## Set task
Locate the string "炉对钢水保温" in the records below. Copy every line where it occurs.

## Data items
════════════════

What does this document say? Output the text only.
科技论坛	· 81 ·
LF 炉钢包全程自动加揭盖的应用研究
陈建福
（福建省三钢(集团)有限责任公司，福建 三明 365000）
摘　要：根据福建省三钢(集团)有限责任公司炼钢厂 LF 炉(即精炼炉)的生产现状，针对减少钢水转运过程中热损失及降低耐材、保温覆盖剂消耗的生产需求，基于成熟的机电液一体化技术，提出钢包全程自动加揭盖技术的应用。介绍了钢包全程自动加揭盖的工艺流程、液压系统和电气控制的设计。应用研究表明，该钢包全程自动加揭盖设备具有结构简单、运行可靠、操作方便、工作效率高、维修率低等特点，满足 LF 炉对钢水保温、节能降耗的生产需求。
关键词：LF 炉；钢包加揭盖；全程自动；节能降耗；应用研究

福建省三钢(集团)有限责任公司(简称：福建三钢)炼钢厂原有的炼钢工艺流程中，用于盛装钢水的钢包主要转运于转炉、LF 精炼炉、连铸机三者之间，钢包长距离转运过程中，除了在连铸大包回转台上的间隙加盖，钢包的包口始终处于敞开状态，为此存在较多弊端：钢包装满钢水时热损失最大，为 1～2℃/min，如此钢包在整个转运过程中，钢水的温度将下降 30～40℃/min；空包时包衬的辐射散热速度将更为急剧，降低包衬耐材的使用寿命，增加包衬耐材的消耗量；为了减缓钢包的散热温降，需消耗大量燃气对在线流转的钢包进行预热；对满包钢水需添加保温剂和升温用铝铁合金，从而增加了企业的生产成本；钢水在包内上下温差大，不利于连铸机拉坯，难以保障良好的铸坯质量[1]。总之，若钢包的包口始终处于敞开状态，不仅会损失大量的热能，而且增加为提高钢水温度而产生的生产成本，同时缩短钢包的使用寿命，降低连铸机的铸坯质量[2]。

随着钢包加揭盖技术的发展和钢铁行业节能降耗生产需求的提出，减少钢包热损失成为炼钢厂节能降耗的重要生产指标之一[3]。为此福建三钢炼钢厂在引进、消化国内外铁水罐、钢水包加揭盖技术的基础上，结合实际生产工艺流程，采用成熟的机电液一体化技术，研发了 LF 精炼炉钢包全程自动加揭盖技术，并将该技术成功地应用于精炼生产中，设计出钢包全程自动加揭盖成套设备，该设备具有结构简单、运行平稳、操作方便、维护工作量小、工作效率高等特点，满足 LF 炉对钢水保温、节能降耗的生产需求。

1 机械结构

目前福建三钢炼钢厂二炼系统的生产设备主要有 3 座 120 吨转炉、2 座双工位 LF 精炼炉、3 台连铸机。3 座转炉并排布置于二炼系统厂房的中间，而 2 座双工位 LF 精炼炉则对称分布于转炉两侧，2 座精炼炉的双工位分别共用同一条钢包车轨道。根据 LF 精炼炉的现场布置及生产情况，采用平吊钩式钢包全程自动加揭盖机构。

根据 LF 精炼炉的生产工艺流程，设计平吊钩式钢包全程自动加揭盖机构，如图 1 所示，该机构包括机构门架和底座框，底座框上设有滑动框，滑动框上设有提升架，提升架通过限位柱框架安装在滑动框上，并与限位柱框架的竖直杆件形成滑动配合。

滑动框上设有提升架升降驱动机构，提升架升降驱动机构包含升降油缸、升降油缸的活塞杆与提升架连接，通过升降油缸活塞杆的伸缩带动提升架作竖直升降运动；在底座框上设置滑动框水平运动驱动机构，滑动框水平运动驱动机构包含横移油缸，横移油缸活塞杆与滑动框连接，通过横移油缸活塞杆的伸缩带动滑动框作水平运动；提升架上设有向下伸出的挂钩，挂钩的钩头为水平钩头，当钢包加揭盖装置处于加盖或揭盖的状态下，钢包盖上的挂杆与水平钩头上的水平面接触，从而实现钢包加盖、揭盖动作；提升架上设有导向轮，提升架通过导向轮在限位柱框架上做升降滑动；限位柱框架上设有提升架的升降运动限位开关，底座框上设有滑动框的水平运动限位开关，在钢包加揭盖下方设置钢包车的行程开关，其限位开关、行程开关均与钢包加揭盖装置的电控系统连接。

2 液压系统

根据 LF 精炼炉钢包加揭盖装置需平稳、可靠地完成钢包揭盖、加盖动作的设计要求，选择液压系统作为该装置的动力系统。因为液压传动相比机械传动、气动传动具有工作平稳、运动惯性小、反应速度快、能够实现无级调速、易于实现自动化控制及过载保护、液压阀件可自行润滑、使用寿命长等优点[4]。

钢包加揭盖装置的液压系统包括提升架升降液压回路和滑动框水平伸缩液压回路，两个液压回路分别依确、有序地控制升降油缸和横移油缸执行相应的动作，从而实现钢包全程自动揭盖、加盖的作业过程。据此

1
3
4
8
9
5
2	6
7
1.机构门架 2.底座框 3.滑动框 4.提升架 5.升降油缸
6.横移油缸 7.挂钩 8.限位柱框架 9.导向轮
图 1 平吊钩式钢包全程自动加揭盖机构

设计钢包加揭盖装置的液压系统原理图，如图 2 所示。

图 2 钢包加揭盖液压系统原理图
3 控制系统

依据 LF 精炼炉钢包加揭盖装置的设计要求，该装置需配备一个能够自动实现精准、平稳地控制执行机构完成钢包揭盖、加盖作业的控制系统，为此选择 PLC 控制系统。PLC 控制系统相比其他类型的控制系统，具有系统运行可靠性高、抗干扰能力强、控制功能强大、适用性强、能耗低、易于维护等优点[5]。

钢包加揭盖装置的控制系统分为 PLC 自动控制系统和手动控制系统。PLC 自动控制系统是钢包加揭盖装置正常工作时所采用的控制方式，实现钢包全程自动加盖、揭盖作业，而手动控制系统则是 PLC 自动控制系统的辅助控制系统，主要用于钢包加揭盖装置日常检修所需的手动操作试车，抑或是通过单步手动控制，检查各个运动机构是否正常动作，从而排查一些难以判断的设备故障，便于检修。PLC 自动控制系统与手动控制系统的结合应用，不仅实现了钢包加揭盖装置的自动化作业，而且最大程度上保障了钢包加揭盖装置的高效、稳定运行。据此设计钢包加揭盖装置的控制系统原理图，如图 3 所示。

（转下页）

════════════════

## Response to the task
摘　要：根据福建省三钢(集团)有限责任公司炼钢厂 LF 炉(即精炼炉)的生产现状，针对减少钢水转运过程中热损失及降低耐材、保温覆盖剂消耗的生产需求，基于成熟的机电液一体化技术，提出钢包全程自动加揭盖技术的应用。介绍了钢包全程自动加揭盖的工艺流程、液压系统和电气控制的设计。应用研究表明，该钢包全程自动加揭盖设备具有结构简单、运行可靠、操作方便、工作效率高、维修率低等特点，满足 LF 炉对钢水保温、节能降耗的生产需求。
随着钢包加揭盖技术的发展和钢铁行业节能降耗生产需求的提出，减少钢包热损失成为炼钢厂节能降耗的重要生产指标之一[3]。为此福建三钢炼钢厂在引进、消化国内外铁水罐、钢水包加揭盖技术的基础上，结合实际生产工艺流程，采用成熟的机电液一体化技术，研发了 LF 精炼炉钢包全程自动加揭盖技术，并将该技术成功地应用于精炼生产中，设计出钢包全程自动加揭盖成套设备，该设备具有结构简单、运行平稳、操作方便、维护工作量小、工作效率高等特点，满足 LF 炉对钢水保温、节能降耗的生产需求。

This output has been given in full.